-- begin Provided information --

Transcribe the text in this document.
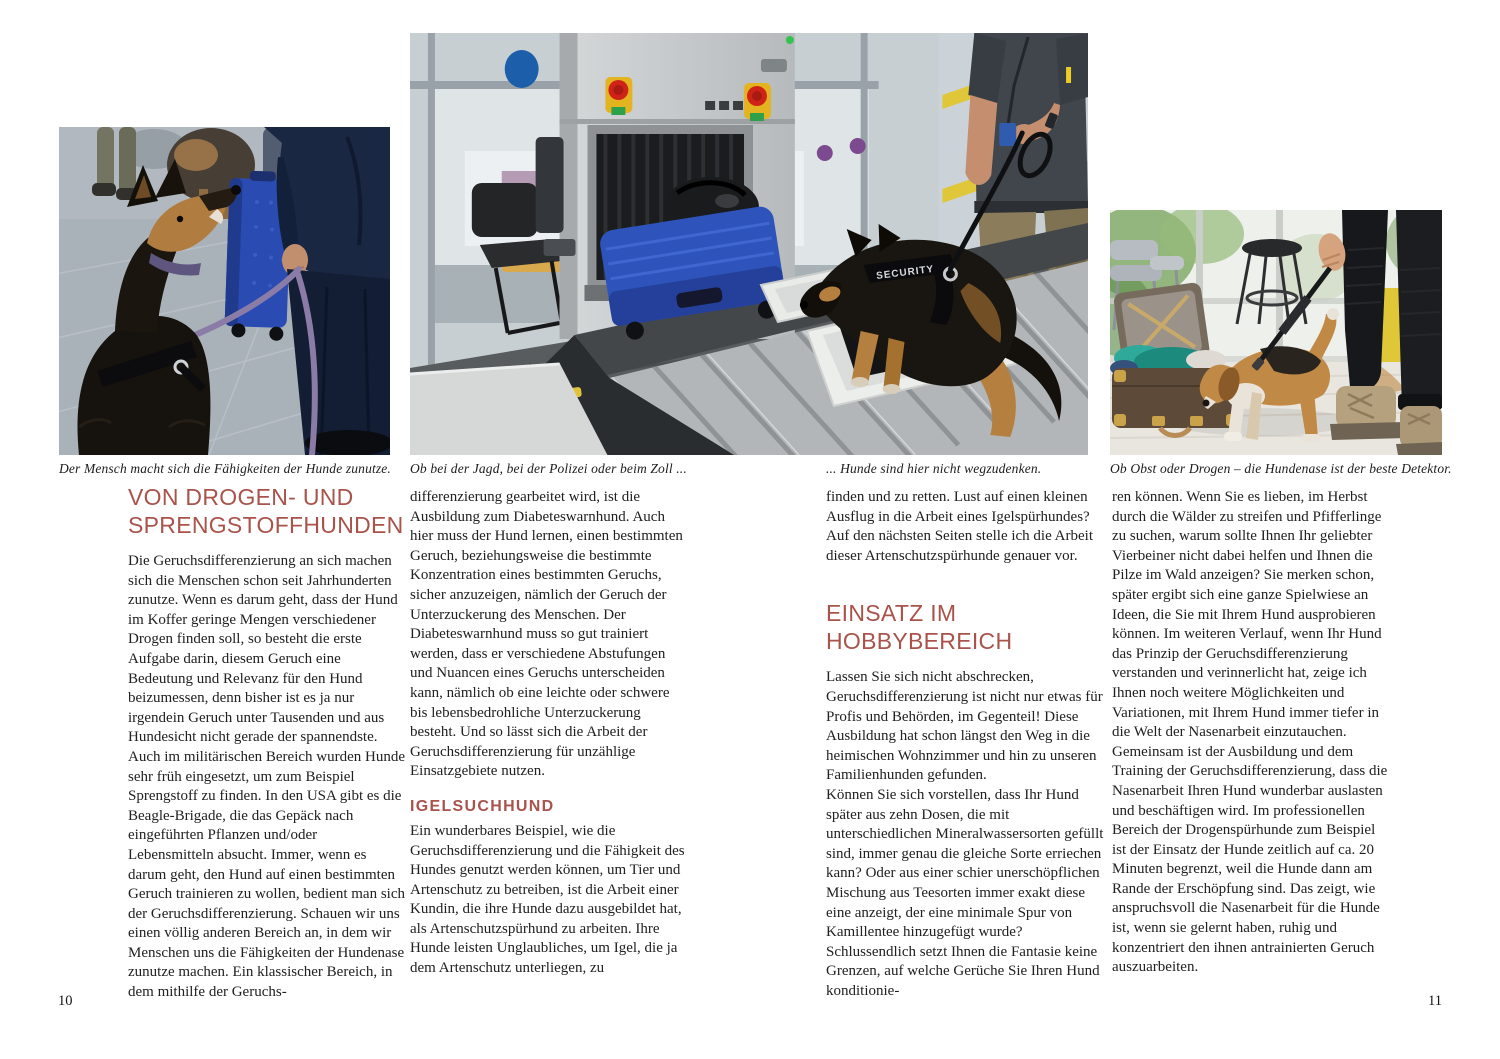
SECURITY
Der Mensch macht sich die Fähigkeiten der Hunde zunutze. Ob bei der Jagd, bei der Polizei oder beim Zoll ...	... Hunde sind hier nicht wegzudenken.	Ob Obst oder Drogen – die Hundenase ist der beste Detektor.
VON DROGEN- UND SPRENGSTOFFHUNDEN

Die Geruchsdifferenzierung an sich machen sich die Menschen schon seit Jahrhunderten zunutze. Wenn es darum geht, dass der Hund im Koffer geringe Mengen verschiedener Drogen finden soll, so besteht die erste Aufgabe darin, diesem Geruch eine Bedeutung und Relevanz für den Hund beizumessen, denn bisher ist es ja nur irgendein Geruch unter Tausenden und aus Hundesicht nicht gerade der spannendste. Auch im militärischen Bereich wurden Hunde sehr früh eingesetzt, um zum Beispiel Sprengstoff zu finden. In den USA gibt es die Beagle-Brigade, die das Gepäck nach eingeführten Pflanzen und/oder Lebensmitteln absucht. Immer, wenn es darum geht, den Hund auf einen bestimmten Geruch trainieren zu wollen, bedient man sich der Geruchsdifferenzierung. Schauen wir uns einen völlig anderen Bereich an, in dem wir Menschen uns die Fähigkeiten der Hundenase zunutze machen. Ein klassischer Bereich, in dem mithilfe der Geruchs-

differenzierung gearbeitet wird, ist die Ausbildung zum Diabeteswarnhund. Auch hier muss der Hund lernen, einen bestimmten Geruch, beziehungsweise die bestimmte Konzentration eines bestimmten Geruchs, sicher anzuzeigen, nämlich der Geruch der Unterzuckerung des Menschen. Der Diabeteswarnhund muss so gut trainiert werden, dass er verschiedene Abstufungen und Nuancen eines Geruchs unterscheiden kann, nämlich ob eine leichte oder schwere bis lebensbedrohliche Unterzuckerung besteht. Und so lässt sich die Arbeit der Geruchsdifferenzierung für unzählige Einsatzgebiete nutzen.

IGELSUCHHUND

Ein wunderbares Beispiel, wie die Geruchsdifferenzierung und die Fähigkeit des Hundes genutzt werden können, um Tier und Artenschutz zu betreiben, ist die Arbeit einer Kundin, die ihre Hunde dazu ausgebildet hat, als Artenschutzspürhund zu arbeiten. Ihre Hunde leisten Unglaubliches, um Igel, die ja dem Artenschutz unterliegen, zu

finden und zu retten. Lust auf einen kleinen Ausflug in die Arbeit eines Igelspürhundes? Auf den nächsten Seiten stelle ich die Arbeit dieser Artenschutzspürhunde genauer vor.

EINSATZ IM HOBBYBEREICH

Lassen Sie sich nicht abschrecken, Geruchsdifferenzierung ist nicht nur etwas für Profis und Behörden, im Gegenteil! Diese Ausbildung hat schon längst den Weg in die heimischen Wohnzimmer und hin zu unseren Familienhunden gefunden.

Können Sie sich vorstellen, dass Ihr Hund später aus zehn Dosen, die mit unterschiedlichen Mineralwassersorten gefüllt sind, immer genau die gleiche Sorte erriechen kann? Oder aus einer schier unerschöpflichen Mischung aus Teesorten immer exakt diese eine anzeigt, der eine minimale Spur von Kamillentee hinzugefügt wurde? Schlussendlich setzt Ihnen die Fantasie keine Grenzen, auf welche Gerüche Sie Ihren Hund konditionie-

ren können. Wenn Sie es lieben, im Herbst durch die Wälder zu streifen und Pfifferlinge zu suchen, warum sollte Ihnen Ihr geliebter Vierbeiner nicht dabei helfen und Ihnen die Pilze im Wald anzeigen? Sie merken schon, später ergibt sich eine ganze Spielwiese an Ideen, die Sie mit Ihrem Hund ausprobieren können. Im weiteren Verlauf, wenn Ihr Hund das Prinzip der Geruchsdifferenzierung verstanden und verinnerlicht hat, zeige ich Ihnen noch weitere Möglichkeiten und Variationen, mit Ihrem Hund immer tiefer in die Welt der Nasenarbeit einzutauchen.

Gemeinsam ist der Ausbildung und dem Training der Geruchsdifferenzierung, dass die Nasenarbeit Ihren Hund wunderbar auslasten und beschäftigen wird. Im professionellen Bereich der Drogenspürhunde zum Beispiel ist der Einsatz der Hunde zeitlich auf ca. 20 Minuten begrenzt, weil die Hunde dann am Rande der Erschöpfung sind. Das zeigt, wie anspruchsvoll die Nasenarbeit für die Hunde ist, wenn sie gelernt haben, ruhig und konzentriert den ihnen antrainierten Geruch auszuarbeiten.

10	11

-- end Provided information --

* **To do**:
Copy out all of the data word for word. Do not carry over any picture.

* **Solved problem**:
Transcribe the text in this document.
SECURITY
Der Mensch macht sich die Fähigkeiten der Hunde zunutze. Ob bei der Jagd, bei der Polizei oder beim Zoll ...	... Hunde sind hier nicht wegzudenken.	Ob Obst oder Drogen – die Hundenase ist der beste Detektor.
VON DROGEN- UND SPRENGSTOFFHUNDEN

Die Geruchsdifferenzierung an sich machen sich die Menschen schon seit Jahrhunderten zunutze. Wenn es darum geht, dass der Hund im Koffer geringe Mengen verschiedener Drogen finden soll, so besteht die erste Aufgabe darin, diesem Geruch eine Bedeutung und Relevanz für den Hund beizumessen, denn bisher ist es ja nur irgendein Geruch unter Tausenden und aus Hundesicht nicht gerade der spannendste. Auch im militärischen Bereich wurden Hunde sehr früh eingesetzt, um zum Beispiel Sprengstoff zu finden. In den USA gibt es die Beagle-Brigade, die das Gepäck nach eingeführten Pflanzen und/oder Lebensmitteln absucht. Immer, wenn es darum geht, den Hund auf einen bestimmten Geruch trainieren zu wollen, bedient man sich der Geruchsdifferenzierung. Schauen wir uns einen völlig anderen Bereich an, in dem wir Menschen uns die Fähigkeiten der Hundenase zunutze machen. Ein klassischer Bereich, in dem mithilfe der Geruchs-

differenzierung gearbeitet wird, ist die Ausbildung zum Diabeteswarnhund. Auch hier muss der Hund lernen, einen bestimmten Geruch, beziehungsweise die bestimmte Konzentration eines bestimmten Geruchs, sicher anzuzeigen, nämlich der Geruch der Unterzuckerung des Menschen. Der Diabeteswarnhund muss so gut trainiert werden, dass er verschiedene Abstufungen und Nuancen eines Geruchs unterscheiden kann, nämlich ob eine leichte oder schwere bis lebensbedrohliche Unterzuckerung besteht. Und so lässt sich die Arbeit der Geruchsdifferenzierung für unzählige Einsatzgebiete nutzen.

IGELSUCHHUND

Ein wunderbares Beispiel, wie die Geruchsdifferenzierung und die Fähigkeit des Hundes genutzt werden können, um Tier und Artenschutz zu betreiben, ist die Arbeit einer Kundin, die ihre Hunde dazu ausgebildet hat, als Artenschutzspürhund zu arbeiten. Ihre Hunde leisten Unglaubliches, um Igel, die ja dem Artenschutz unterliegen, zu

finden und zu retten. Lust auf einen kleinen Ausflug in die Arbeit eines Igelspürhundes? Auf den nächsten Seiten stelle ich die Arbeit dieser Artenschutzspürhunde genauer vor.

EINSATZ IM HOBBYBEREICH

Lassen Sie sich nicht abschrecken, Geruchsdifferenzierung ist nicht nur etwas für Profis und Behörden, im Gegenteil! Diese Ausbildung hat schon längst den Weg in die heimischen Wohnzimmer und hin zu unseren Familienhunden gefunden.

Können Sie sich vorstellen, dass Ihr Hund später aus zehn Dosen, die mit unterschiedlichen Mineralwassersorten gefüllt sind, immer genau die gleiche Sorte erriechen kann? Oder aus einer schier unerschöpflichen Mischung aus Teesorten immer exakt diese eine anzeigt, der eine minimale Spur von Kamillentee hinzugefügt wurde? Schlussendlich setzt Ihnen die Fantasie keine Grenzen, auf welche Gerüche Sie Ihren Hund konditionie-

ren können. Wenn Sie es lieben, im Herbst durch die Wälder zu streifen und Pfifferlinge zu suchen, warum sollte Ihnen Ihr geliebter Vierbeiner nicht dabei helfen und Ihnen die Pilze im Wald anzeigen? Sie merken schon, später ergibt sich eine ganze Spielwiese an Ideen, die Sie mit Ihrem Hund ausprobieren können. Im weiteren Verlauf, wenn Ihr Hund das Prinzip der Geruchsdifferenzierung verstanden und verinnerlicht hat, zeige ich Ihnen noch weitere Möglichkeiten und Variationen, mit Ihrem Hund immer tiefer in die Welt der Nasenarbeit einzutauchen.

Gemeinsam ist der Ausbildung und dem Training der Geruchsdifferenzierung, dass die Nasenarbeit Ihren Hund wunderbar auslasten und beschäftigen wird. Im professionellen Bereich der Drogenspürhunde zum Beispiel ist der Einsatz der Hunde zeitlich auf ca. 20 Minuten begrenzt, weil die Hunde dann am Rande der Erschöpfung sind. Das zeigt, wie anspruchsvoll die Nasenarbeit für die Hunde ist, wenn sie gelernt haben, ruhig und konzentriert den ihnen antrainierten Geruch auszuarbeiten.

10	11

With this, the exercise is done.